▶ _Given instruction_
Look for the string "from" and copy every line that has it.
Start of Records for processing
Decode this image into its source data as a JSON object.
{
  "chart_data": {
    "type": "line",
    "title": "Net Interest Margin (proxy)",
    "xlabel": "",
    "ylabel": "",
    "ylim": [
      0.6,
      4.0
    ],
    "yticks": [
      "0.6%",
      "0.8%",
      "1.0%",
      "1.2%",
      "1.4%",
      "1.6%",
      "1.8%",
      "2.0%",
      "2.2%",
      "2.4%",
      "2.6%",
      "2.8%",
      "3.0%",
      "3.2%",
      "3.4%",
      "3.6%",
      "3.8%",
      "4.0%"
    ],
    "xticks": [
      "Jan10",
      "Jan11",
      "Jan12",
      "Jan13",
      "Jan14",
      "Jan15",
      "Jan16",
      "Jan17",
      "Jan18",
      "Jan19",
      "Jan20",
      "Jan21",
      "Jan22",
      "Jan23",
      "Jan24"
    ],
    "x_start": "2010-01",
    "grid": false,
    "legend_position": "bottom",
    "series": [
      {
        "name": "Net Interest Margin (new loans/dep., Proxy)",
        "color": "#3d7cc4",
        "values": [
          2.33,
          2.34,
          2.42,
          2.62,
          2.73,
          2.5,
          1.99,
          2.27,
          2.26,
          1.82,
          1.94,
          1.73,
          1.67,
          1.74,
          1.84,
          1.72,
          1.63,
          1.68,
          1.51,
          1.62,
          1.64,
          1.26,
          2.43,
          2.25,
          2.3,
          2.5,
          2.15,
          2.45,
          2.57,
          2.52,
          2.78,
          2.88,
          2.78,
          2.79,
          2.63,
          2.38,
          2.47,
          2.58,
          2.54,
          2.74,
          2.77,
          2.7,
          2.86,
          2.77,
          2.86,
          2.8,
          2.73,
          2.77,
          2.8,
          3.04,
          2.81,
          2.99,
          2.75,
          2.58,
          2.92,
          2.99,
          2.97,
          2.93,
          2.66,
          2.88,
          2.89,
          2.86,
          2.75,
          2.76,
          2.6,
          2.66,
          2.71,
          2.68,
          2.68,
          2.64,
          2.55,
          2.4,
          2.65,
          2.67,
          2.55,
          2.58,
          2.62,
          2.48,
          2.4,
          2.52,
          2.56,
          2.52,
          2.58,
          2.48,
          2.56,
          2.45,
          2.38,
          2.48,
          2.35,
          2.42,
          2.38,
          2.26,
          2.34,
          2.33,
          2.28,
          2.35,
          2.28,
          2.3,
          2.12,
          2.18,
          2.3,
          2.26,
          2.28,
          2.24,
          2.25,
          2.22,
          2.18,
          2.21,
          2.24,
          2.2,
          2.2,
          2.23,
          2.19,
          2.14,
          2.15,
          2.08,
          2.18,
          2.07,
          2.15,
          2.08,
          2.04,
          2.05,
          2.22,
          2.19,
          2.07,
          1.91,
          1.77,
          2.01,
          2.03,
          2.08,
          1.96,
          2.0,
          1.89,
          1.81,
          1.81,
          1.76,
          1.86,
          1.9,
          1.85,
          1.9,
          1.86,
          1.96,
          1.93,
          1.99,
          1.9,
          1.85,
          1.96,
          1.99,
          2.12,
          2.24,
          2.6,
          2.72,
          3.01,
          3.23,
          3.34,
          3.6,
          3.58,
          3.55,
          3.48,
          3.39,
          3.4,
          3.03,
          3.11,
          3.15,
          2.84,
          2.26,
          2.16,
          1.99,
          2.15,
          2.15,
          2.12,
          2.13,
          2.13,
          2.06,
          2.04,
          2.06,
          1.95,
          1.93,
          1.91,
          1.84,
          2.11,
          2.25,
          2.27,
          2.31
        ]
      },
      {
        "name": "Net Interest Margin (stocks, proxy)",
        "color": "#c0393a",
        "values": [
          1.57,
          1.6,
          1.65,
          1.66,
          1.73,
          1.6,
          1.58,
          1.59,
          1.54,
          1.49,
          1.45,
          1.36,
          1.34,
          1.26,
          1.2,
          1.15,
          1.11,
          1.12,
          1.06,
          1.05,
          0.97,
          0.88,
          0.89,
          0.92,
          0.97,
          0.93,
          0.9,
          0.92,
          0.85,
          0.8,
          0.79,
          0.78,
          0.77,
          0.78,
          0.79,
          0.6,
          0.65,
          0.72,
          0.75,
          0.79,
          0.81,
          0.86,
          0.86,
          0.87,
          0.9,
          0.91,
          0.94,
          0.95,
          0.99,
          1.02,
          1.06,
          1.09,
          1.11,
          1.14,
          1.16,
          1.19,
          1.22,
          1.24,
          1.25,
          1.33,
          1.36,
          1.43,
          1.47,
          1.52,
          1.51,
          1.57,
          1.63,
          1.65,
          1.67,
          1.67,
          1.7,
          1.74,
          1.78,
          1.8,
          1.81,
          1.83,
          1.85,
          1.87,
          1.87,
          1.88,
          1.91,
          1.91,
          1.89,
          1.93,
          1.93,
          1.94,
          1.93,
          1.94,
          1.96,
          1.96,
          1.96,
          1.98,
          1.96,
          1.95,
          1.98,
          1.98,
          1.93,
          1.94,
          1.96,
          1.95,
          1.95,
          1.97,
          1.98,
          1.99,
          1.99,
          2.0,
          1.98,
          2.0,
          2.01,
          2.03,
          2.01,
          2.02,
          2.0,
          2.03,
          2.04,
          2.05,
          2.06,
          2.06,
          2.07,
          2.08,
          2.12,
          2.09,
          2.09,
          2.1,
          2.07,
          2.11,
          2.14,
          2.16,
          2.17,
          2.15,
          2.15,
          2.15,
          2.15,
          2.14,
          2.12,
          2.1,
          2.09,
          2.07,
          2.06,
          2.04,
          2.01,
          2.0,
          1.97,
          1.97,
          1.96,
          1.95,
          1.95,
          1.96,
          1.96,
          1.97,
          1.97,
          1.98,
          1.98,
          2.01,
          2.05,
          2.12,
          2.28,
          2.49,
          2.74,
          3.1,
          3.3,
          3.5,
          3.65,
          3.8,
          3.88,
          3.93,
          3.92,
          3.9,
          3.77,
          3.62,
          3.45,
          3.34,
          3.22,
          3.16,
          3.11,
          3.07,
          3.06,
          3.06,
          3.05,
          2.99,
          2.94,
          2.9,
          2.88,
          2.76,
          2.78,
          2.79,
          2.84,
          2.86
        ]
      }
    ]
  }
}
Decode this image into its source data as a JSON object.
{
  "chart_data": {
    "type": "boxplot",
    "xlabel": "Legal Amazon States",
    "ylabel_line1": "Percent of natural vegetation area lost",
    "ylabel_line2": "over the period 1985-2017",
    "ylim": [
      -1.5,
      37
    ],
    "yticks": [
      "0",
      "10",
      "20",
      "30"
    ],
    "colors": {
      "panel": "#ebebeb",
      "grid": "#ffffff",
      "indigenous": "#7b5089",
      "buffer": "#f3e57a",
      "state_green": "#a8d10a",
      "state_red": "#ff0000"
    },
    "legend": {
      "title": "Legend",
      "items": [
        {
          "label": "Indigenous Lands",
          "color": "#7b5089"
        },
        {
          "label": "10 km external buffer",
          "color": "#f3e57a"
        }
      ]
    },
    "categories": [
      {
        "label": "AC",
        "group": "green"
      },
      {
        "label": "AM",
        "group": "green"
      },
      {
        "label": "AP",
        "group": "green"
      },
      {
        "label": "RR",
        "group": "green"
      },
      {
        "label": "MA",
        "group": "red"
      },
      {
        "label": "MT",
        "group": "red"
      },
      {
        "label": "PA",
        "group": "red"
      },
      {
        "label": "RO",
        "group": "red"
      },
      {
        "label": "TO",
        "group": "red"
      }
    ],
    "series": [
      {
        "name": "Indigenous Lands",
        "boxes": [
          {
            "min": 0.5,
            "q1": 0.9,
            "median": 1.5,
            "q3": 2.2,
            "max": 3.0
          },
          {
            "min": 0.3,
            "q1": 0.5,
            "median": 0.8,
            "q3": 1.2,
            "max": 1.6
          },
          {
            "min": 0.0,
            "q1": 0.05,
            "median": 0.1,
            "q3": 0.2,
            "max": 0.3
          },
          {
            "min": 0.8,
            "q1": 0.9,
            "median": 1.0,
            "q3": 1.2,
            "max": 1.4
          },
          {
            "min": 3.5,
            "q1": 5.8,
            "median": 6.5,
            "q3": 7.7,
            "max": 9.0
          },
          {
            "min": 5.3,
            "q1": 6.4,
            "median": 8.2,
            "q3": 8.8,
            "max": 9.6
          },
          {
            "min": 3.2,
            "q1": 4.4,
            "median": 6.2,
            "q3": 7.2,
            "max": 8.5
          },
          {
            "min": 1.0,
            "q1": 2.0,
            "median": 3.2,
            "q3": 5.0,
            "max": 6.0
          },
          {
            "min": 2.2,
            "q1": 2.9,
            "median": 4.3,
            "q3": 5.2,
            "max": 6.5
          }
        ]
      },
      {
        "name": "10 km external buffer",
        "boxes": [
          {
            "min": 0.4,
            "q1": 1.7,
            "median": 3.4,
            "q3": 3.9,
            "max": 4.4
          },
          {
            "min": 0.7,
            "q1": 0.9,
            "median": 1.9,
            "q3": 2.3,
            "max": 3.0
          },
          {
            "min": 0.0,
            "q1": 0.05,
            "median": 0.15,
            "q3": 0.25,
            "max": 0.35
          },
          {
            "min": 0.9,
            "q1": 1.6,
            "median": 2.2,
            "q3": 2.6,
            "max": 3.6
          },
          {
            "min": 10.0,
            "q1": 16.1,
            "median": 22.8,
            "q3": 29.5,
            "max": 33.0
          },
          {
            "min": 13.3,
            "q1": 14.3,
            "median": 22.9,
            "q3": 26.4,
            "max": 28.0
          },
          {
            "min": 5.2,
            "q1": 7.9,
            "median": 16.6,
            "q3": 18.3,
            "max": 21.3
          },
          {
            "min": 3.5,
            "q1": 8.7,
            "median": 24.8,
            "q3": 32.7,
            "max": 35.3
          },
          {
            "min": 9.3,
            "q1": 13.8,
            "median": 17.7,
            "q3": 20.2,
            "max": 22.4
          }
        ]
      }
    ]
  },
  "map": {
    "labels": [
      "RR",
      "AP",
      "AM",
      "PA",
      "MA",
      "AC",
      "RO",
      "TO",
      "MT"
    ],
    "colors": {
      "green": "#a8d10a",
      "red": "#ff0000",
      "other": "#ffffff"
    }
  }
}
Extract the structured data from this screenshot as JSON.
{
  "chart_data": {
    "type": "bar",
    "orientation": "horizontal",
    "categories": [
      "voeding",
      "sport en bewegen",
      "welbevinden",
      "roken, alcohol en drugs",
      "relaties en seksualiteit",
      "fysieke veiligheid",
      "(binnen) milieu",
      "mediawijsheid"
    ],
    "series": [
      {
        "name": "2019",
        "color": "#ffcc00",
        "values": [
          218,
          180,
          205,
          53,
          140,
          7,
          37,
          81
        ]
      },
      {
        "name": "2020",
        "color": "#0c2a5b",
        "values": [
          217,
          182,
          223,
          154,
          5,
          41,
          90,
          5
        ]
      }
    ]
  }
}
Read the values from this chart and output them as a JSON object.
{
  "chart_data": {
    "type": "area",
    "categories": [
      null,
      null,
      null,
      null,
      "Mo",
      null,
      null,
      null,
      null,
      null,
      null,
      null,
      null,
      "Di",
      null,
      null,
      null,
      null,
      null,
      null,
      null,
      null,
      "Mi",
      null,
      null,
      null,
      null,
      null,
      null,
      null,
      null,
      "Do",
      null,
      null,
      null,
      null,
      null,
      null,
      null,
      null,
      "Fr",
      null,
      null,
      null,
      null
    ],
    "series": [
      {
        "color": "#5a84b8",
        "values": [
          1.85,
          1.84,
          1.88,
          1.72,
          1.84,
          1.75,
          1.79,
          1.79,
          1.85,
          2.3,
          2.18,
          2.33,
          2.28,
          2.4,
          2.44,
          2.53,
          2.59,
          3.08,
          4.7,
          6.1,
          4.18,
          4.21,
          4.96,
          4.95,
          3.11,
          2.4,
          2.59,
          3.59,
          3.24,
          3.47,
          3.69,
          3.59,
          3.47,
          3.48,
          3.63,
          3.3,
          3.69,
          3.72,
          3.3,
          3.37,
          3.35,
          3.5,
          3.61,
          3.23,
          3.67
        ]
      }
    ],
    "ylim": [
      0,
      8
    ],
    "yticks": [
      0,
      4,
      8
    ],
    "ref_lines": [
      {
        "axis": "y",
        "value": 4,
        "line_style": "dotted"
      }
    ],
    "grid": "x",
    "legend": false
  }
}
End of Records for processing
▶ _Output_
Extract the structured data from this screenshot as JSON.
Read the values from this chart and output them as a JSON object.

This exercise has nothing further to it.